── Data extract
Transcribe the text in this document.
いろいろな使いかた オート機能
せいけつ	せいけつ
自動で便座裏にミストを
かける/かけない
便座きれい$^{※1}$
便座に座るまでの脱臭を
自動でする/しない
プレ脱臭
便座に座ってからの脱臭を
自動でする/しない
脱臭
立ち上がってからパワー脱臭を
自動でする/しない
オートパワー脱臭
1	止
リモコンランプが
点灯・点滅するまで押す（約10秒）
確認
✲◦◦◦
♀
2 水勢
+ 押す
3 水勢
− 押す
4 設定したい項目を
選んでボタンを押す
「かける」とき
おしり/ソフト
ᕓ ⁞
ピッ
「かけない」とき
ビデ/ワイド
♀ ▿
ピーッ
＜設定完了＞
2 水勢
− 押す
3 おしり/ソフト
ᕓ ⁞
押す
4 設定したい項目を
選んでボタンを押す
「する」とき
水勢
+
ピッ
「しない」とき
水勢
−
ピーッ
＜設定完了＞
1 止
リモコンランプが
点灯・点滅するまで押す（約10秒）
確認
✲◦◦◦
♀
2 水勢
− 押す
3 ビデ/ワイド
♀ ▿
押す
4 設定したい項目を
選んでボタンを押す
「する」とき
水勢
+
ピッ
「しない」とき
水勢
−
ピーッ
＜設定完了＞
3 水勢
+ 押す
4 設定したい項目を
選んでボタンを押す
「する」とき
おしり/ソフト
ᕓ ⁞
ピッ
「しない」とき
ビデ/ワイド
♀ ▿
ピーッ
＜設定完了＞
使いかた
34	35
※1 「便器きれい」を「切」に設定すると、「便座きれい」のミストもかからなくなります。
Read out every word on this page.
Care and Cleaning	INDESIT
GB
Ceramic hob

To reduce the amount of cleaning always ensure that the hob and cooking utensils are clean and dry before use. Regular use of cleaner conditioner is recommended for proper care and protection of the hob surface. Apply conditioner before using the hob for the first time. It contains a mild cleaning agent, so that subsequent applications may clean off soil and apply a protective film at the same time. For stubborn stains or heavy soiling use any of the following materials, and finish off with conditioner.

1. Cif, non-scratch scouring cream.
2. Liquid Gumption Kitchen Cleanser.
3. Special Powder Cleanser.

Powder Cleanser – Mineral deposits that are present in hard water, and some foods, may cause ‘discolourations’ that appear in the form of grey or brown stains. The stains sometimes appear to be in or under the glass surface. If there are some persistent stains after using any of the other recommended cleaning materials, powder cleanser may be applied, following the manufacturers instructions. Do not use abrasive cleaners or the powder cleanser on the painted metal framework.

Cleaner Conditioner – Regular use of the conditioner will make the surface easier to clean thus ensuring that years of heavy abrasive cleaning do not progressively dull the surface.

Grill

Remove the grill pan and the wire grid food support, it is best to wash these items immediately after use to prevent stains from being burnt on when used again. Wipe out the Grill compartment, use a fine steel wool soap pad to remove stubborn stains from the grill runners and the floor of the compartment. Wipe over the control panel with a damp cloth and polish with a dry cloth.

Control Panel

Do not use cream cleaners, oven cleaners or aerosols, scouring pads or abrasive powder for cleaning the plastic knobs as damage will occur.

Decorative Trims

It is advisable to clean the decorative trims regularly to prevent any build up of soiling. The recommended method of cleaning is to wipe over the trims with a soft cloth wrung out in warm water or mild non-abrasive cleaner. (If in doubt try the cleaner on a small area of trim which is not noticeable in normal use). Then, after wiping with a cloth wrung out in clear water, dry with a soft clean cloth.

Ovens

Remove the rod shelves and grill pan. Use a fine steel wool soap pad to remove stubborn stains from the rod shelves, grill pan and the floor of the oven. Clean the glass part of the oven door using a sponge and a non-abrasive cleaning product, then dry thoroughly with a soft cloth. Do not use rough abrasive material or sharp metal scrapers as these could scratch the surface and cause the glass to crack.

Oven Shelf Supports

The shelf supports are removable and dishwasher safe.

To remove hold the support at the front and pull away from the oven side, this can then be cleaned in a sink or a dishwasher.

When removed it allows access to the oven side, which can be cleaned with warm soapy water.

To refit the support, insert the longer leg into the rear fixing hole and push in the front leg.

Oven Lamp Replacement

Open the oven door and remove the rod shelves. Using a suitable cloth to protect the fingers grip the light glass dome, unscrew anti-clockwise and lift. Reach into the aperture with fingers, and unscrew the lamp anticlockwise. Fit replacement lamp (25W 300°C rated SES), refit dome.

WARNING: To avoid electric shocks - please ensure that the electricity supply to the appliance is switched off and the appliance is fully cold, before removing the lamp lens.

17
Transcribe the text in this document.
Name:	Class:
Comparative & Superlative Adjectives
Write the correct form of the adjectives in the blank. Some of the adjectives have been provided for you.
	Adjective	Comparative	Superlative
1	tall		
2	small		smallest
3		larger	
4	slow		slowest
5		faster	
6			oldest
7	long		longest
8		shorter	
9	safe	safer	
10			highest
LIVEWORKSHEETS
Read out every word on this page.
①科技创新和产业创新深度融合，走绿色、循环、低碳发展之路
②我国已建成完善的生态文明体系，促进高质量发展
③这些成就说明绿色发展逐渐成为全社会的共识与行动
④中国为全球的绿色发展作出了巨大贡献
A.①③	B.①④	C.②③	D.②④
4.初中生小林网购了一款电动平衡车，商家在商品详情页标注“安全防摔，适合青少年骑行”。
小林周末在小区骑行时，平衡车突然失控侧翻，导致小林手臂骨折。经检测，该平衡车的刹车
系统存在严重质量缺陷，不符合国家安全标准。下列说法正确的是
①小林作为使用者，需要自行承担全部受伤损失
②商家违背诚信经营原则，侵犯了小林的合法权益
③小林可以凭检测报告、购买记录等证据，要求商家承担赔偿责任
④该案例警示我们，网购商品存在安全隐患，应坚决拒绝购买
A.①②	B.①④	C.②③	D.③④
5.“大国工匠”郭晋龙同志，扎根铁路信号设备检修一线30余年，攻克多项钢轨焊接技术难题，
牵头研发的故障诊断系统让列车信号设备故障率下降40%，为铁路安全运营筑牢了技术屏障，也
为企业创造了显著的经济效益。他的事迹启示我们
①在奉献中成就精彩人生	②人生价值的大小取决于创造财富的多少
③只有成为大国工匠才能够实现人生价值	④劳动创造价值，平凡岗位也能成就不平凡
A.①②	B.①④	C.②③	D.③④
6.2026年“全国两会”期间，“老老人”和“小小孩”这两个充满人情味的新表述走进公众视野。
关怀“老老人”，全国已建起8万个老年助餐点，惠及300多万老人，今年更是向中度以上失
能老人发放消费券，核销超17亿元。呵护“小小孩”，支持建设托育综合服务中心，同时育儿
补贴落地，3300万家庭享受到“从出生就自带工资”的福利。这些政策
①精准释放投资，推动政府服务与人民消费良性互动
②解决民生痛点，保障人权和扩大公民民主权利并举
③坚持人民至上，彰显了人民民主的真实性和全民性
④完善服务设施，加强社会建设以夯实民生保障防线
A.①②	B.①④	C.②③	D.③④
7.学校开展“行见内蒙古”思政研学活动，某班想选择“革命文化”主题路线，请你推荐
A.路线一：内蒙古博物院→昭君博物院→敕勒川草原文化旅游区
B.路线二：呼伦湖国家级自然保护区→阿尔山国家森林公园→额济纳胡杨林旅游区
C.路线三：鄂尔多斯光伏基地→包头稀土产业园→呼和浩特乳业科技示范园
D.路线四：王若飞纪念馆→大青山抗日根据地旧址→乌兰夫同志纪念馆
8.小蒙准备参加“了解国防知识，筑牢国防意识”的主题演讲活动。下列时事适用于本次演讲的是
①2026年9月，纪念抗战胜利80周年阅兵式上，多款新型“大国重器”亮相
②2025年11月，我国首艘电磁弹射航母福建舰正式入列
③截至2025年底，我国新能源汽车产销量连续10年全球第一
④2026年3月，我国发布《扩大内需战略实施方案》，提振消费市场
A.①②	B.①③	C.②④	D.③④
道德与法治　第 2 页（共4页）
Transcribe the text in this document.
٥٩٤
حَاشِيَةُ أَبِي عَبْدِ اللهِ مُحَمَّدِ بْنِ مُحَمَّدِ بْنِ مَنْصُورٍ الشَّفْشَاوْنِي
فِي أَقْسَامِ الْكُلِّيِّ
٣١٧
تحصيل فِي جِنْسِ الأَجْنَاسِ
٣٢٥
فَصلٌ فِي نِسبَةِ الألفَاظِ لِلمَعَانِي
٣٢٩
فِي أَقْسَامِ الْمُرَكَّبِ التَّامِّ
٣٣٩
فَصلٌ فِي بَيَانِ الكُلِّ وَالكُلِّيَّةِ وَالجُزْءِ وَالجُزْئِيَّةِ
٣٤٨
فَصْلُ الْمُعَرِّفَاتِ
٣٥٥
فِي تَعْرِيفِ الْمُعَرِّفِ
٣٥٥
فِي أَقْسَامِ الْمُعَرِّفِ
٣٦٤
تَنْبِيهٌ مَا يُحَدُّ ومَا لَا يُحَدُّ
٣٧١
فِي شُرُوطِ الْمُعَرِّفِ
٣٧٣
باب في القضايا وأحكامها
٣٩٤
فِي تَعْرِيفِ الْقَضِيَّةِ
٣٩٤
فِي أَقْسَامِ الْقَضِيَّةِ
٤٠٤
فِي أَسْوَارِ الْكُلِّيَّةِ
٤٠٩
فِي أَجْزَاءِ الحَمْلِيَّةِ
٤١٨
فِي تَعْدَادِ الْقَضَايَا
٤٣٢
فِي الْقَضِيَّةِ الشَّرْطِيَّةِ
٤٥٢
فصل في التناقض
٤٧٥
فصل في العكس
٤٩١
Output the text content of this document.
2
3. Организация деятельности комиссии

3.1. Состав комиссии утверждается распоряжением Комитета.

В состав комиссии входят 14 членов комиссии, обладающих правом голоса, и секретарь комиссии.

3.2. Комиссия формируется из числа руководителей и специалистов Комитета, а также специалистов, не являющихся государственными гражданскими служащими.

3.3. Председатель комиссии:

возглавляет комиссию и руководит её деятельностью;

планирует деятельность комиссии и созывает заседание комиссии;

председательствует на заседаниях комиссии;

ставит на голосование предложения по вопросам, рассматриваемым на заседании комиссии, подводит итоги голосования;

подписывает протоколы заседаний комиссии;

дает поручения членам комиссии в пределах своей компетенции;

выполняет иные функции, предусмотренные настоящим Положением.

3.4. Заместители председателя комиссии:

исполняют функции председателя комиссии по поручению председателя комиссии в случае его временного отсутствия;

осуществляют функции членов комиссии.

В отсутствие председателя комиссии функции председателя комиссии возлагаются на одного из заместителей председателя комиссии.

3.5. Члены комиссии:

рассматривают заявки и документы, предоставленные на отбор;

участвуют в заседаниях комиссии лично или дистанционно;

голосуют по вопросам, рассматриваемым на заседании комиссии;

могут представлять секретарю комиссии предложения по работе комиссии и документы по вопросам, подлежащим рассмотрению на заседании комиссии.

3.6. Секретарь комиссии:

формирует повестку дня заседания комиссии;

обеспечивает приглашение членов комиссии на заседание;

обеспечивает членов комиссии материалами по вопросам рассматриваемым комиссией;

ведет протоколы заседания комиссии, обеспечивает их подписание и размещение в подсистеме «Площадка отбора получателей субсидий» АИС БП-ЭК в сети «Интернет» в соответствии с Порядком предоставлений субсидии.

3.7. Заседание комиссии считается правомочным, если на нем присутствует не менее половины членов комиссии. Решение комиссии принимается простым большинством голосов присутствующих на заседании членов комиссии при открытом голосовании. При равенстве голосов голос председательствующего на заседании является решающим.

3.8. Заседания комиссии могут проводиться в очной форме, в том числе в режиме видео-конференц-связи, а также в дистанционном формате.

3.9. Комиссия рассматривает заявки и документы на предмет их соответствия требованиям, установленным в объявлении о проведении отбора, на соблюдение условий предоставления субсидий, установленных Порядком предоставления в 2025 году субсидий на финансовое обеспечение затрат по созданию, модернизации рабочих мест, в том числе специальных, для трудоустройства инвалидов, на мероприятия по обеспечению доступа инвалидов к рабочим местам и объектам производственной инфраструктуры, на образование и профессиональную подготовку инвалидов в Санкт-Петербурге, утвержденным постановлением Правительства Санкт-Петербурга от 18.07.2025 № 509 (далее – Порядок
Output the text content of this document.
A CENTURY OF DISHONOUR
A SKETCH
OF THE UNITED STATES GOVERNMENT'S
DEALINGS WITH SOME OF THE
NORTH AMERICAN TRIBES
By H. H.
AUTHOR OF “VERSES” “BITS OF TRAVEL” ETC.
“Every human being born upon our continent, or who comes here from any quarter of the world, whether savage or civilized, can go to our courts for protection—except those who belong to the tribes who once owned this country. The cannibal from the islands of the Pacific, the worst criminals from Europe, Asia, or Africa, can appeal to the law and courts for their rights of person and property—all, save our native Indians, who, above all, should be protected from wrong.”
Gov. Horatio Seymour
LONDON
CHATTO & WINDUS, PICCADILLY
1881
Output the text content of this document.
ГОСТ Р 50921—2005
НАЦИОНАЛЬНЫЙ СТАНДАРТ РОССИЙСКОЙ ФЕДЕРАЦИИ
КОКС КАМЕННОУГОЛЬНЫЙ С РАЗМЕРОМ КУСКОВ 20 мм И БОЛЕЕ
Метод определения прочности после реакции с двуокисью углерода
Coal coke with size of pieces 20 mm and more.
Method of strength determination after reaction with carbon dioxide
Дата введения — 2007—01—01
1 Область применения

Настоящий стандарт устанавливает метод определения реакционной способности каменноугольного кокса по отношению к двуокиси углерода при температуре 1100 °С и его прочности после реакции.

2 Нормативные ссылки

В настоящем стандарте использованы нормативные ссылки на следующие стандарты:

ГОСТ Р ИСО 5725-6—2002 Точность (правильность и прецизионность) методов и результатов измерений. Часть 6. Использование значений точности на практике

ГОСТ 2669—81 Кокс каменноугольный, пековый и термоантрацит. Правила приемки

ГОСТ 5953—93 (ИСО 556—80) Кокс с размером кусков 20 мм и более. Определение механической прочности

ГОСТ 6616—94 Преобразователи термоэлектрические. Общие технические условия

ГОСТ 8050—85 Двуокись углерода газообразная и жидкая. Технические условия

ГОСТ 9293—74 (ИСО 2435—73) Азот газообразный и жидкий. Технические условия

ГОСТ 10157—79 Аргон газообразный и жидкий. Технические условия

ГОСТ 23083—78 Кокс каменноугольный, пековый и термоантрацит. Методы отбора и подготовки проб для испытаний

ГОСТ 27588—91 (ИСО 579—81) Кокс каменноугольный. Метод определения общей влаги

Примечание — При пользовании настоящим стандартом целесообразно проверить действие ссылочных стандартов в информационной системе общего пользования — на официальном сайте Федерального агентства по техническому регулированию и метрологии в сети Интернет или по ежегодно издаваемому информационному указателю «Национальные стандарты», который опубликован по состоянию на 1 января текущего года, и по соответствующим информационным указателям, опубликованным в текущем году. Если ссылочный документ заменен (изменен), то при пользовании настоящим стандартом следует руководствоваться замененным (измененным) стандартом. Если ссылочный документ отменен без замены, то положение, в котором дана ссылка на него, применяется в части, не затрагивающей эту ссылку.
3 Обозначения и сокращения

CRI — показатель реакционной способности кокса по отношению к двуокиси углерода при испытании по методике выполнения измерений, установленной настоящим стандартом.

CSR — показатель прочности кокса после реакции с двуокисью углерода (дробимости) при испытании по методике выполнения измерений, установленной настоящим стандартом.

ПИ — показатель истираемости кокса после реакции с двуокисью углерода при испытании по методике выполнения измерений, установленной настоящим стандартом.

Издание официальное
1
────
■ Aim: Locate the word "реакционной" in the entries, and copy every line where it is found.

■ The answer:
Настоящий стандарт устанавливает метод определения реакционной способности каменноугольного кокса по отношению к двуокиси углерода при температуре 1100 °С и его прочности после реакции.
CRI — показатель реакционной способности кокса по отношению к двуокиси углерода при испытании по методике выполнения измерений, установленной настоящим стандартом.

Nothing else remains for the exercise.